*The input:*
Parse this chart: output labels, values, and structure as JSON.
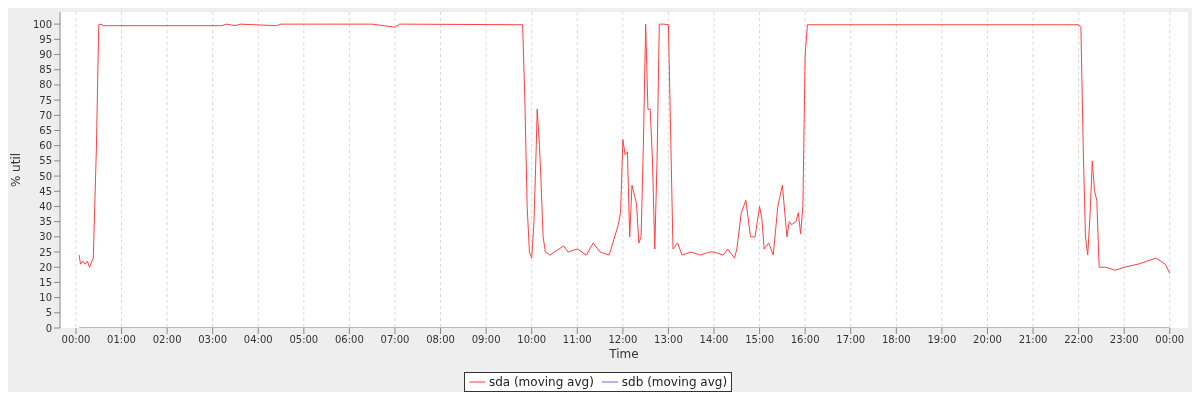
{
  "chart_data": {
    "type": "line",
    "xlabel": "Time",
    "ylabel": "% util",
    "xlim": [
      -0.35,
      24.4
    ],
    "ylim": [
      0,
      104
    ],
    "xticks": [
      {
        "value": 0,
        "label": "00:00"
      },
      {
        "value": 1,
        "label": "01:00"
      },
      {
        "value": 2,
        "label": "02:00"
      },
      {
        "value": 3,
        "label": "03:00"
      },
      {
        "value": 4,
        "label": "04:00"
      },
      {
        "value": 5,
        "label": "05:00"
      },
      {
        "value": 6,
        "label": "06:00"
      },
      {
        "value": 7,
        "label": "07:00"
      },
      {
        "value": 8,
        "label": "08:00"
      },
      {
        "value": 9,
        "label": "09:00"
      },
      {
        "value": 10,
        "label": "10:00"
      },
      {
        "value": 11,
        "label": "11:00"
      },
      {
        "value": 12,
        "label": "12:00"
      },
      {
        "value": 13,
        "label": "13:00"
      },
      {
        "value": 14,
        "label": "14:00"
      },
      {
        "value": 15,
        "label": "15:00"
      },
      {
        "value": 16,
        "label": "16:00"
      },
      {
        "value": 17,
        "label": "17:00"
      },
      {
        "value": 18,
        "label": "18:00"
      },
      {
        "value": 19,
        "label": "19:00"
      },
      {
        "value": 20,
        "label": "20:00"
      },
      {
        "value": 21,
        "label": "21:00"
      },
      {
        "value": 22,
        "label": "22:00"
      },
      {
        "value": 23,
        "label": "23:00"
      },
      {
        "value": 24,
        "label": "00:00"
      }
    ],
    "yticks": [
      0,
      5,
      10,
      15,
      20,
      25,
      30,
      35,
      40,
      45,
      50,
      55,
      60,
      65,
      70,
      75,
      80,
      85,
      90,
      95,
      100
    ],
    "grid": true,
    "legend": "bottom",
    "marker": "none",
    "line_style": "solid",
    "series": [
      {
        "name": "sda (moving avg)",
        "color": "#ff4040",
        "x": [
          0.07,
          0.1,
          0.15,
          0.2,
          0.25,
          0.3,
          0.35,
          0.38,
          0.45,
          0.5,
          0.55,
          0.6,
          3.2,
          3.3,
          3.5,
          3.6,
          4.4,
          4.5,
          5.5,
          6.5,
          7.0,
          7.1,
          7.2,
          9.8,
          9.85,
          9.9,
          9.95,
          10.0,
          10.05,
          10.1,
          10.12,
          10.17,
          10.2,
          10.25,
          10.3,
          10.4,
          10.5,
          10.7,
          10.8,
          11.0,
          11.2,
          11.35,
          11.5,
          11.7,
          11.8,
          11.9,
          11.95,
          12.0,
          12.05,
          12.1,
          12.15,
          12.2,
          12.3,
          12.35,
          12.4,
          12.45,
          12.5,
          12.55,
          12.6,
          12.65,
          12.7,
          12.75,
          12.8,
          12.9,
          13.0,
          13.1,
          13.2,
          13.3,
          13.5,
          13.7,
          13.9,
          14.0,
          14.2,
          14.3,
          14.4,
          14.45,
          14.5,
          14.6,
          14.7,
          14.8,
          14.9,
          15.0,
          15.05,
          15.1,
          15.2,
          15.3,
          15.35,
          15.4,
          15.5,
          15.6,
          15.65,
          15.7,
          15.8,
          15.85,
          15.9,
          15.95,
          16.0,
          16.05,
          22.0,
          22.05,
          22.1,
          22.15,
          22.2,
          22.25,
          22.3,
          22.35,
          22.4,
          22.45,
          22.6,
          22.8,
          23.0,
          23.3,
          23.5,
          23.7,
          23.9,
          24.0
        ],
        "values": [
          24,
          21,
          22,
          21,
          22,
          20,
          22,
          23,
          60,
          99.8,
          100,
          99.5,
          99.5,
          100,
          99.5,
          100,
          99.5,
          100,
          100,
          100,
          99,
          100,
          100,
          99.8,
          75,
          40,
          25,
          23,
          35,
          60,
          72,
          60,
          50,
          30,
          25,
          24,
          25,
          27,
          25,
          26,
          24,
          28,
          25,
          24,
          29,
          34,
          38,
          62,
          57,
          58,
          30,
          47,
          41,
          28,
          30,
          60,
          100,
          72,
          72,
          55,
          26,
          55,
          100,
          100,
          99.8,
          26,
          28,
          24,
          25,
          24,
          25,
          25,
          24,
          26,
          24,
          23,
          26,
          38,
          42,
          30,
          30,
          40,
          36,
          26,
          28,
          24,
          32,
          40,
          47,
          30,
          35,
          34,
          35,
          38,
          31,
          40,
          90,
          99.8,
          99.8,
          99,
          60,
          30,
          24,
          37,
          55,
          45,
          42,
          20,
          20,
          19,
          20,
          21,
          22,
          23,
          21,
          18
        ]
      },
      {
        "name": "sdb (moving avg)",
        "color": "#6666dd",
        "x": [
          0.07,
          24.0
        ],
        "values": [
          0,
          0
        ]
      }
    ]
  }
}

*Exercise details:* Locate each line with the word "name" and copy it.

*Exercise response:*
        "name": "sda (moving avg)",
        "name": "sdb (moving avg)",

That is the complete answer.